◆ **Work to be completed**: Extract each line where the string "right" shows up.

Raw records
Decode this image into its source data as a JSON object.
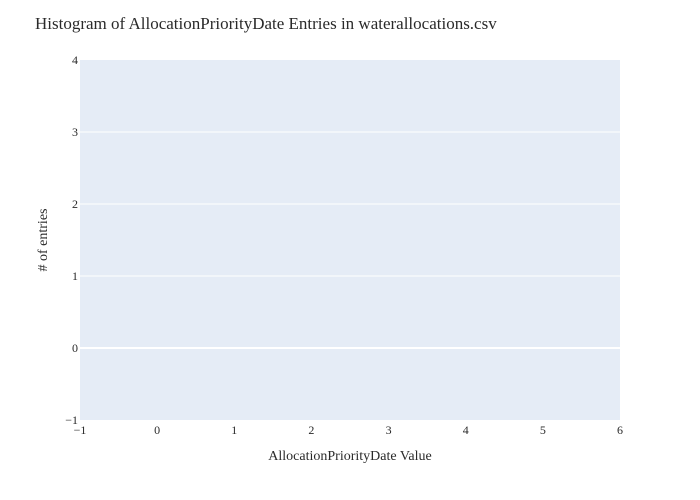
{
  "chart_data": {
    "type": "bar",
    "title": "Histogram of AllocationPriorityDate Entries in waterallocations.csv",
    "xlabel": "AllocationPriorityDate Value",
    "ylabel": "# of entries",
    "xlim": [
      -1,
      6
    ],
    "ylim": [
      -1,
      4
    ],
    "x_ticks": [
      -1,
      0,
      1,
      2,
      3,
      4,
      5,
      6
    ],
    "y_ticks": [
      -1,
      0,
      1,
      2,
      3,
      4
    ],
    "x_tick_labels": [
      "−1",
      "0",
      "1",
      "2",
      "3",
      "4",
      "5",
      "6"
    ],
    "y_tick_labels": [
      "−1",
      "0",
      "1",
      "2",
      "3",
      "4"
    ],
    "categories": [],
    "values": [],
    "grid": true,
    "legend": "none",
    "colors": {
      "plot_background": "#e5ecf6",
      "gridline": "#ffffff",
      "text": "#2a2a2a"
    }
  }
}
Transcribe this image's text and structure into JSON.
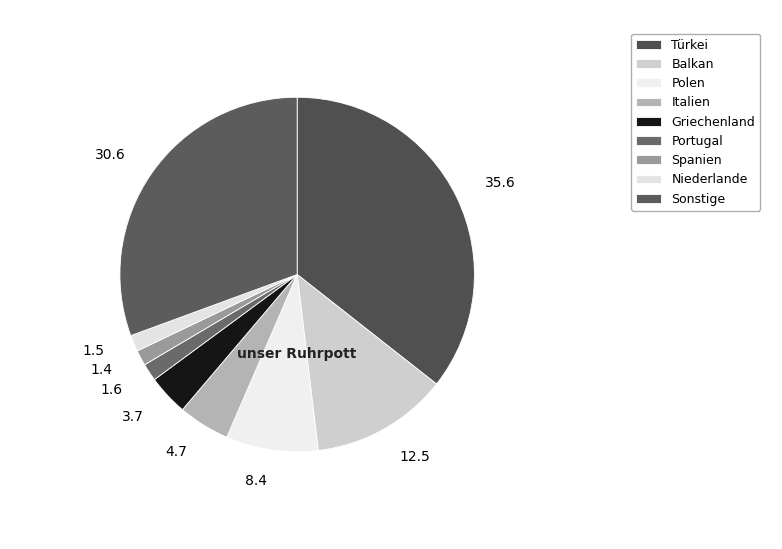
{
  "chart_data": {
    "type": "pie",
    "categories": [
      "Türkei",
      "Balkan",
      "Polen",
      "Italien",
      "Griechenland",
      "Portugal",
      "Spanien",
      "Niederlande",
      "Sonstige"
    ],
    "values": [
      35.6,
      12.5,
      8.4,
      4.7,
      3.7,
      1.6,
      1.4,
      1.5,
      30.6
    ],
    "colors": [
      "#505050",
      "#cfcfcf",
      "#f0f0f0",
      "#b4b4b4",
      "#151515",
      "#6a6a6a",
      "#9a9a9a",
      "#e4e4e4",
      "#5c5c5c"
    ],
    "annotations": [
      "unser Ruhrpott"
    ],
    "data_labels": true,
    "legend": "upper right"
  }
}
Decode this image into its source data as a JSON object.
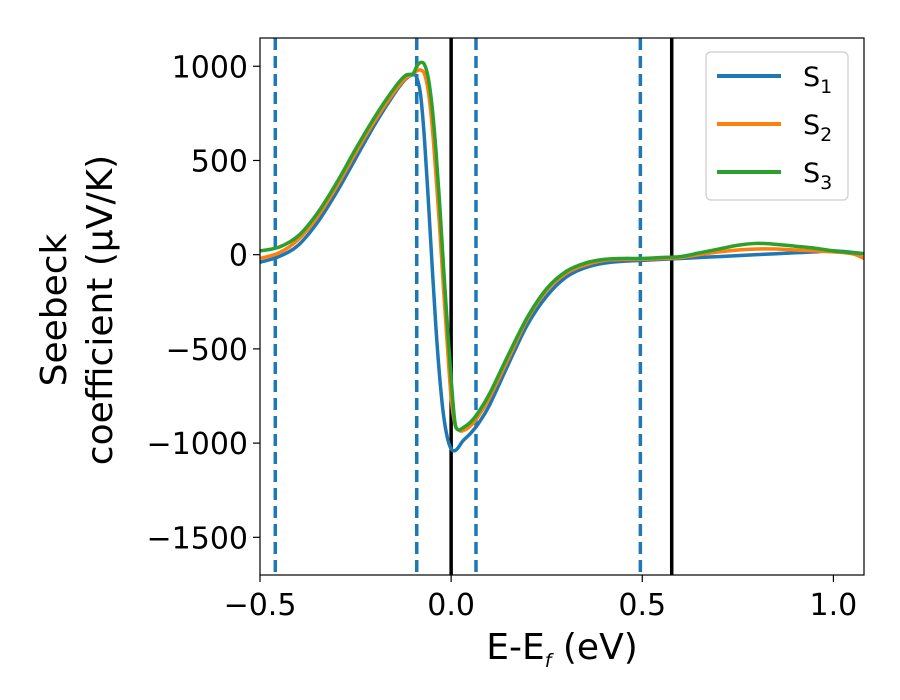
{
  "chart_data": {
    "type": "line",
    "xlabel_prefix": "E-E",
    "xlabel_sub": "f",
    "xlabel_suffix": " (eV)",
    "ylabel_line1": "Seebeck",
    "ylabel_line2": "coefficient  (μV/K)",
    "xlim": [
      -0.5,
      1.08
    ],
    "ylim": [
      -1700,
      1150
    ],
    "xticks": [
      -0.5,
      0.0,
      0.5,
      1.0
    ],
    "xtick_labels": [
      "−0.5",
      "0.0",
      "0.5",
      "1.0"
    ],
    "yticks": [
      1000,
      500,
      0,
      -500,
      -1000,
      -1500
    ],
    "ytick_labels": [
      "1000",
      "500",
      "0",
      "−500",
      "−1000",
      "−1500"
    ],
    "grid": false,
    "legend_position": "top-right",
    "vlines_dashed": {
      "color": "#1f77b4",
      "x": [
        -0.46,
        -0.09,
        0.065,
        0.495
      ]
    },
    "vlines_solid": {
      "color": "#000000",
      "x": [
        0.0,
        0.577
      ]
    },
    "series": [
      {
        "name": "S",
        "name_sub": "1",
        "color": "#1f77b4",
        "x": [
          -0.5,
          -0.45,
          -0.4,
          -0.35,
          -0.3,
          -0.25,
          -0.2,
          -0.15,
          -0.12,
          -0.1,
          -0.09,
          -0.08,
          -0.07,
          -0.06,
          -0.05,
          -0.04,
          -0.03,
          -0.02,
          -0.01,
          0.0,
          0.01,
          0.02,
          0.03,
          0.05,
          0.07,
          0.1,
          0.15,
          0.2,
          0.25,
          0.3,
          0.35,
          0.4,
          0.45,
          0.5,
          0.55,
          0.6,
          0.65,
          0.7,
          0.75,
          0.8,
          0.85,
          0.9,
          0.95,
          1.0,
          1.05,
          1.08
        ],
        "y": [
          -40,
          -10,
          50,
          170,
          330,
          510,
          690,
          850,
          930,
          955,
          940,
          850,
          620,
          300,
          -50,
          -380,
          -650,
          -850,
          -970,
          -1030,
          -1040,
          -1020,
          -990,
          -950,
          -900,
          -800,
          -580,
          -370,
          -220,
          -120,
          -70,
          -45,
          -35,
          -30,
          -25,
          -20,
          -15,
          -10,
          -5,
          0,
          5,
          10,
          15,
          20,
          12,
          5
        ]
      },
      {
        "name": "S",
        "name_sub": "2",
        "color": "#ff7f0e",
        "x": [
          -0.5,
          -0.45,
          -0.4,
          -0.35,
          -0.3,
          -0.25,
          -0.2,
          -0.15,
          -0.12,
          -0.1,
          -0.09,
          -0.08,
          -0.07,
          -0.06,
          -0.05,
          -0.04,
          -0.03,
          -0.02,
          -0.01,
          0.0,
          0.01,
          0.02,
          0.03,
          0.05,
          0.07,
          0.1,
          0.15,
          0.2,
          0.25,
          0.3,
          0.35,
          0.4,
          0.45,
          0.5,
          0.55,
          0.6,
          0.65,
          0.7,
          0.75,
          0.8,
          0.85,
          0.9,
          0.95,
          1.0,
          1.05,
          1.08
        ],
        "y": [
          -20,
          10,
          80,
          200,
          360,
          540,
          710,
          860,
          935,
          960,
          975,
          980,
          960,
          870,
          690,
          430,
          140,
          -180,
          -480,
          -760,
          -900,
          -930,
          -935,
          -910,
          -860,
          -760,
          -550,
          -340,
          -190,
          -100,
          -55,
          -30,
          -25,
          -25,
          -20,
          -15,
          0,
          15,
          25,
          30,
          30,
          25,
          20,
          15,
          5,
          -20
        ]
      },
      {
        "name": "S",
        "name_sub": "3",
        "color": "#2ca02c",
        "x": [
          -0.5,
          -0.45,
          -0.4,
          -0.35,
          -0.3,
          -0.25,
          -0.2,
          -0.15,
          -0.12,
          -0.1,
          -0.09,
          -0.08,
          -0.07,
          -0.06,
          -0.05,
          -0.04,
          -0.03,
          -0.02,
          -0.01,
          0.0,
          0.01,
          0.02,
          0.03,
          0.05,
          0.07,
          0.1,
          0.15,
          0.2,
          0.25,
          0.3,
          0.35,
          0.4,
          0.45,
          0.5,
          0.55,
          0.6,
          0.65,
          0.7,
          0.75,
          0.8,
          0.85,
          0.9,
          0.95,
          1.0,
          1.05,
          1.08
        ],
        "y": [
          20,
          40,
          100,
          220,
          380,
          560,
          730,
          880,
          950,
          960,
          1000,
          1020,
          1010,
          940,
          790,
          560,
          270,
          -60,
          -370,
          -660,
          -890,
          -930,
          -920,
          -890,
          -840,
          -740,
          -530,
          -330,
          -180,
          -90,
          -45,
          -25,
          -20,
          -20,
          -15,
          -10,
          10,
          30,
          50,
          60,
          55,
          45,
          35,
          20,
          10,
          5
        ]
      }
    ]
  }
}
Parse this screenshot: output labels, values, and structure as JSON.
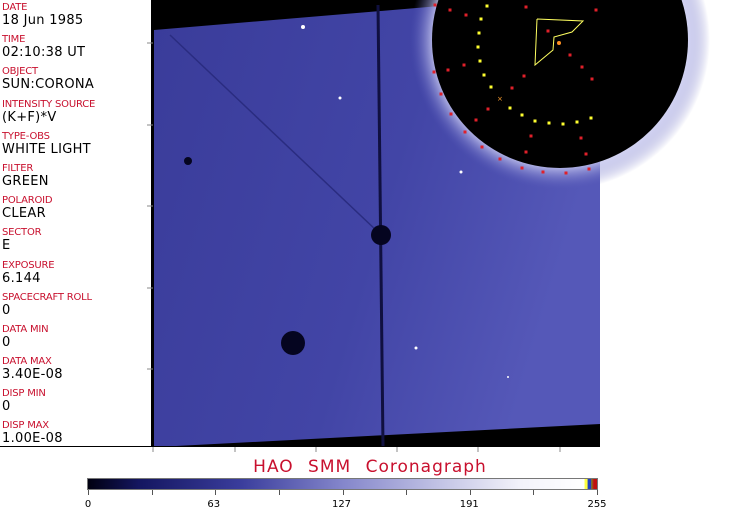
{
  "fields": [
    {
      "label": "DATE",
      "value": "18 Jun 1985"
    },
    {
      "label": "TIME",
      "value": "02:10:38 UT"
    },
    {
      "label": "OBJECT",
      "value": "SUN:CORONA"
    },
    {
      "label": "INTENSITY SOURCE",
      "value": "(K+F)*V"
    },
    {
      "label": "TYPE-OBS",
      "value": "WHITE LIGHT"
    },
    {
      "label": "FILTER",
      "value": "GREEN"
    },
    {
      "label": "POLAROID",
      "value": "CLEAR"
    },
    {
      "label": "SECTOR",
      "value": "E"
    },
    {
      "label": "EXPOSURE",
      "value": "6.144"
    },
    {
      "label": "SPACECRAFT ROLL",
      "value": "0"
    },
    {
      "label": "DATA MIN",
      "value": "0"
    },
    {
      "label": "DATA MAX",
      "value": "3.40E-08"
    },
    {
      "label": "DISP MIN",
      "value": "0"
    },
    {
      "label": "DISP MAX",
      "value": "1.00E-08"
    }
  ],
  "title": "HAO  SMM  Coronagraph",
  "colorbar": {
    "ticks": [
      "0",
      "63",
      "127",
      "191",
      "255"
    ],
    "min": 0,
    "max": 255
  },
  "colors": {
    "label": "#c8102e",
    "image_blue": "#3a3d9c",
    "grid_red": "#e0202a",
    "grid_yellow": "#ffff30"
  }
}
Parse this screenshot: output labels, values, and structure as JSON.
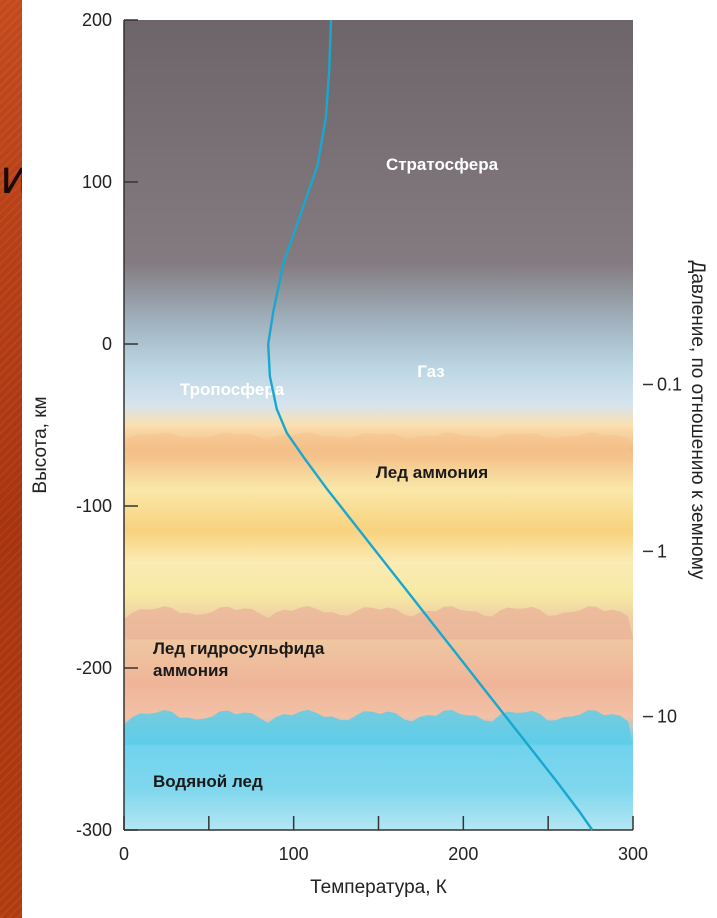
{
  "slide": {
    "fragment_text": "и"
  },
  "chart_data": {
    "type": "line",
    "xlabel": "Температура, К",
    "ylabel": "Высота, км",
    "y2label": "Давление, по отношению к земному",
    "xlim": [
      0,
      300
    ],
    "ylim": [
      -300,
      200
    ],
    "x_ticks": [
      0,
      100,
      200,
      300
    ],
    "x_minor_ticks": [
      50,
      150,
      250
    ],
    "y_ticks": [
      -300,
      -200,
      -100,
      0,
      100,
      200
    ],
    "y2_ticks": [
      {
        "label": "0.1",
        "altitude": -25
      },
      {
        "label": "1",
        "altitude": -128
      },
      {
        "label": "10",
        "altitude": -230
      }
    ],
    "series": [
      {
        "x": [
          122,
          121,
          119,
          114,
          104,
          94,
          88,
          85,
          86,
          90,
          96,
          106,
          120,
          135,
          150,
          165,
          180,
          195,
          210,
          225,
          240,
          255,
          268,
          276
        ],
        "y": [
          200,
          170,
          140,
          110,
          80,
          50,
          20,
          0,
          -20,
          -40,
          -55,
          -70,
          -90,
          -110,
          -130,
          -150,
          -170,
          -190,
          -210,
          -230,
          -250,
          -270,
          -288,
          -300
        ]
      }
    ],
    "regions": [
      {
        "label": "Стратосфера",
        "color": "#7a7278"
      },
      {
        "label": "Газ",
        "color": "#a8c6d6"
      },
      {
        "label": "Тропосфера",
        "color": "#a8c6d6"
      },
      {
        "label": "Лед аммония",
        "color": "#f6d88c"
      },
      {
        "label": "Лед гидросульфида",
        "label_line2": "аммония",
        "color": "#ecb48f"
      },
      {
        "label": "Водяной лед",
        "color": "#4cc8e6"
      }
    ],
    "colors": {
      "curve": "#1aa7cf",
      "axis": "#333333"
    }
  }
}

◆ **Worked solution**:
    "legend": "upper right"
    "legend_position": "top-right",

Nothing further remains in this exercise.